Crisis of Infinite Disappointment

If there is one thing that Crisis knows how to do, it’s get your hopes up.

The crossover got off to a pretty strong start, having the fall run of Arrow, The Flash and Supergirl to set it up. The first three episodes work more than well enough to establish the Anti-Monitor as a multiversal threat and establish the stakes by killing off Oliver (and then setting him up to come back in a big way as the Spectre) and eventually destroying Earth-1, the last remnant of the multiverse, in the climax of the crossover. Unfortunately, this is where the quality starts to drop. The last two episodes are full of pointless plots and fridge logic that makes you question why virtually anything is happening, since there is absolutely no payoff - Oliver becomes the Spectre, only to die again in the exact same way he did the first time. Barry meets his Ezra Miller counterpart, which has no bearing on the story and simply wastes viewers’ time. Not-quite-Atom talks to the Mar Novu for all of two seconds, and somehow talks him out of becoming the Monitor, though some other Mar Novu becomes the Monitor anyway and the Anti-Monitor still exists. We see several more battles against the Shadow Demons, which really just kind of look flashy and never actually make you worry about the heroes. Then the Anti-Monitor gets blown up with some sort of shrink-bomb, which was developed as a plan roughly ten minutes beforehand. The first half of the final hour is devoted almost entirely to either fighting Beebo (yeah, they took time out of Crisis for fucking BEEBO) or establishing that the heroes are all on a new Earth-Prime which serves as Earth-1 and Earth-38 combined, when they could’ve been building up the not-quite-done conflict with the Anti-Monitor or be doing more than reminding us that Oliver is dead (again!) despite never concretely proving the fact.

And this doesn’t even cover everything that they didn’t do. By the end, we have no idea how the Anti-Monitor came to be (after his creation at the hands of the Monitor was alluded to in the climax) or what happened to Mia, Constantine, most of Team Flash, William, and Connor. Most of the Legends sit the Crossover out for reasons unclear. The list goes on.

In short, the Crisis is good at building up to the grandiose conflict. The stakes are palpable by the start of the third hour, and even more so by the end of that same hour. But everything that comes after is pretty much just letdown after letdown, two hours of which leaves you with a bad taste in your mouth and one burning thought - “That’s it? Really?”

# EXERCISE DESCRIPTION
According to the review, what happens to Oliver after he becomes the Spectre? Answer using only the review.

Layout element entries:
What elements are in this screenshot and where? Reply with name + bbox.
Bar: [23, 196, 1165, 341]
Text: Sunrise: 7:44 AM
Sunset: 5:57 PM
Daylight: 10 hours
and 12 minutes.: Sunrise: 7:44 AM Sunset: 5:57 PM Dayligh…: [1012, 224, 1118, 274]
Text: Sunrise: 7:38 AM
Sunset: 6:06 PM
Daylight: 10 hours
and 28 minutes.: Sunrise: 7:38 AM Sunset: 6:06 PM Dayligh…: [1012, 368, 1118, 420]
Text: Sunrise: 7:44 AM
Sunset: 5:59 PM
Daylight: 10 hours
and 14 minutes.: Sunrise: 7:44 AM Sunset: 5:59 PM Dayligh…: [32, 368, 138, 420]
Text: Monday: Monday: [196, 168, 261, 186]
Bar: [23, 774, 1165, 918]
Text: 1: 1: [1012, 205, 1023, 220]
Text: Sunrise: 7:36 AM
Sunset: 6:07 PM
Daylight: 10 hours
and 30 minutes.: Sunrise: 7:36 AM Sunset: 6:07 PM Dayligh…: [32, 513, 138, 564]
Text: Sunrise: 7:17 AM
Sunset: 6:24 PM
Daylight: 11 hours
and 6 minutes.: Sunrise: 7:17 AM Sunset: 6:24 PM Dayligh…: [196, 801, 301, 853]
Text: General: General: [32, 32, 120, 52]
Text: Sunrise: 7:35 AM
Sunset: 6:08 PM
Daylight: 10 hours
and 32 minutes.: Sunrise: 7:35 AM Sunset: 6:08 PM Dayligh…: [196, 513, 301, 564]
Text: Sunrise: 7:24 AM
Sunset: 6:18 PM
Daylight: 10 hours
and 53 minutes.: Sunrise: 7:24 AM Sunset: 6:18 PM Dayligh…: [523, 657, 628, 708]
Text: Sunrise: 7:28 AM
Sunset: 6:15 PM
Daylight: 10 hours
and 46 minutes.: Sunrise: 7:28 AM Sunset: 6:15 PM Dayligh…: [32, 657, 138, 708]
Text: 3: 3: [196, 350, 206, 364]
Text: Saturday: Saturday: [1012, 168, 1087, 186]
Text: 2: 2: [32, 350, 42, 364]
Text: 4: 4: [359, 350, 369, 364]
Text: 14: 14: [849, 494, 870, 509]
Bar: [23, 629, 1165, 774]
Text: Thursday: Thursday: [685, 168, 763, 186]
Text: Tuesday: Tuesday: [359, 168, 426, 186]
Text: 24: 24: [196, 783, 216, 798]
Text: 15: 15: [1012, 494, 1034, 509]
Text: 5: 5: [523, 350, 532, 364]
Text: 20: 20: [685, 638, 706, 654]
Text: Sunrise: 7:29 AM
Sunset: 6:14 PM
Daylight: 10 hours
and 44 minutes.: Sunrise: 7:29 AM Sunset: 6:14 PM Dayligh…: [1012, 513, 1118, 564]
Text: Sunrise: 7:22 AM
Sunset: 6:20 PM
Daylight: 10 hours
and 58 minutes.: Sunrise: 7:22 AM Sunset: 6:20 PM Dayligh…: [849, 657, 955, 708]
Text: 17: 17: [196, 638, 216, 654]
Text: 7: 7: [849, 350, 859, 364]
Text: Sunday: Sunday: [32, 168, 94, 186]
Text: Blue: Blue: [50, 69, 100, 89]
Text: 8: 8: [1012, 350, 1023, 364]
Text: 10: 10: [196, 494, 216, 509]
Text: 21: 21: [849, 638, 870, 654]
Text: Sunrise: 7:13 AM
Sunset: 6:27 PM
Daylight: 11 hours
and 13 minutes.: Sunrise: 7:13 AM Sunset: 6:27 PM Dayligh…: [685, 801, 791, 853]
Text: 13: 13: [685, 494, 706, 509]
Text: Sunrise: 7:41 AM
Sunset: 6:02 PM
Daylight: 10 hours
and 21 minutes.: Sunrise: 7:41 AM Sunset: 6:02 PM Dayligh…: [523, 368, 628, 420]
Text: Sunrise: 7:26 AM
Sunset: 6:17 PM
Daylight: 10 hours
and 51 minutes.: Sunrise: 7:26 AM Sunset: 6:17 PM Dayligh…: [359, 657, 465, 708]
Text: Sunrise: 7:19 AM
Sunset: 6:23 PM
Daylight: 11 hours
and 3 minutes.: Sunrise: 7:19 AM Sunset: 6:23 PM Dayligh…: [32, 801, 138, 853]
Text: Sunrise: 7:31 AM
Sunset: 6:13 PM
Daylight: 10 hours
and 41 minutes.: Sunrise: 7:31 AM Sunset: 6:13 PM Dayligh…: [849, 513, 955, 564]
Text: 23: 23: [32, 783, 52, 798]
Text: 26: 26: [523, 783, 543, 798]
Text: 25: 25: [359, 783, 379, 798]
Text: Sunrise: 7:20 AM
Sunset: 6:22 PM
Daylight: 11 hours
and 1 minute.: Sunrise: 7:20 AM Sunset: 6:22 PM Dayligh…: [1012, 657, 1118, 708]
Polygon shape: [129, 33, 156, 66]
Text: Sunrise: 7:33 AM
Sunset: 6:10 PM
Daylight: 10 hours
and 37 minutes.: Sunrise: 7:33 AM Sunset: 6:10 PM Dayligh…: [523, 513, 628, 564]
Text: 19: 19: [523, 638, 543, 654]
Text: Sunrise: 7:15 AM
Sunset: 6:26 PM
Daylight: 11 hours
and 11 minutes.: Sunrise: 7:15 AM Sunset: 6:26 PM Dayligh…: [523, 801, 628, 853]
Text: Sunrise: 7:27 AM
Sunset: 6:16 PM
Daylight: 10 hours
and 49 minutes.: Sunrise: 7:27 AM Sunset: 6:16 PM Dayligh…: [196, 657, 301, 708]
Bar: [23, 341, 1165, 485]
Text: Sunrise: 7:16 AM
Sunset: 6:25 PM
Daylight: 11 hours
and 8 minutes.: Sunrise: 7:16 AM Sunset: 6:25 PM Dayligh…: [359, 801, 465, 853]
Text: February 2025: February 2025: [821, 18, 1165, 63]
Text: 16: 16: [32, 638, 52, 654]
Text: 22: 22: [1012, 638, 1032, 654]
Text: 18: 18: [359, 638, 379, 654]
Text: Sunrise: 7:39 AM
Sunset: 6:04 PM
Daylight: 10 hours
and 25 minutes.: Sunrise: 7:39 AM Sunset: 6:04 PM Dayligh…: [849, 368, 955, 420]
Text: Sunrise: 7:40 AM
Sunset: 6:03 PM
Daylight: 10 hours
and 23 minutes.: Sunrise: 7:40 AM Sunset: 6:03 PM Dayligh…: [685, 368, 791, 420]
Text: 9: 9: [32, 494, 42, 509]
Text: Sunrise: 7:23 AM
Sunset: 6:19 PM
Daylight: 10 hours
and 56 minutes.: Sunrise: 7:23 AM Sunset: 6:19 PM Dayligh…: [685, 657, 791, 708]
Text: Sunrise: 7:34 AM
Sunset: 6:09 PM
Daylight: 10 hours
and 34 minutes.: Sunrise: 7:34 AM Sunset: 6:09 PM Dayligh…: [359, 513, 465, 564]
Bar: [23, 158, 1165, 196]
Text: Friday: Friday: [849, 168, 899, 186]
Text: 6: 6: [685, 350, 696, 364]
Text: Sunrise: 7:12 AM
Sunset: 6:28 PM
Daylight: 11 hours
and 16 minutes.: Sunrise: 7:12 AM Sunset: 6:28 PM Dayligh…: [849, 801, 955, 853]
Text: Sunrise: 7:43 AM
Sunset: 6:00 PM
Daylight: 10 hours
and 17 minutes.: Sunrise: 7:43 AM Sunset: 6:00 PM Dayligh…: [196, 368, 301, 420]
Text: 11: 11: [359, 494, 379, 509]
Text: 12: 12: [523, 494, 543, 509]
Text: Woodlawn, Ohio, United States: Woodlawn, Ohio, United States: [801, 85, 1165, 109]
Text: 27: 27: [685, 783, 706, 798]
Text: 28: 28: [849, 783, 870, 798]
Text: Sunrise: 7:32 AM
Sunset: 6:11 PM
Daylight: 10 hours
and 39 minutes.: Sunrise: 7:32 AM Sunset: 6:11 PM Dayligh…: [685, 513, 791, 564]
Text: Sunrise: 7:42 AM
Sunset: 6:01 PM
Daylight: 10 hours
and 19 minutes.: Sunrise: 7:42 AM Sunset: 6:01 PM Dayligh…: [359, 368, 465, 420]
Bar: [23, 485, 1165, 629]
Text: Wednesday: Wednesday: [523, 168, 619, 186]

# SOLVED EXERCISE
He dies again in the exact same way he did the first time.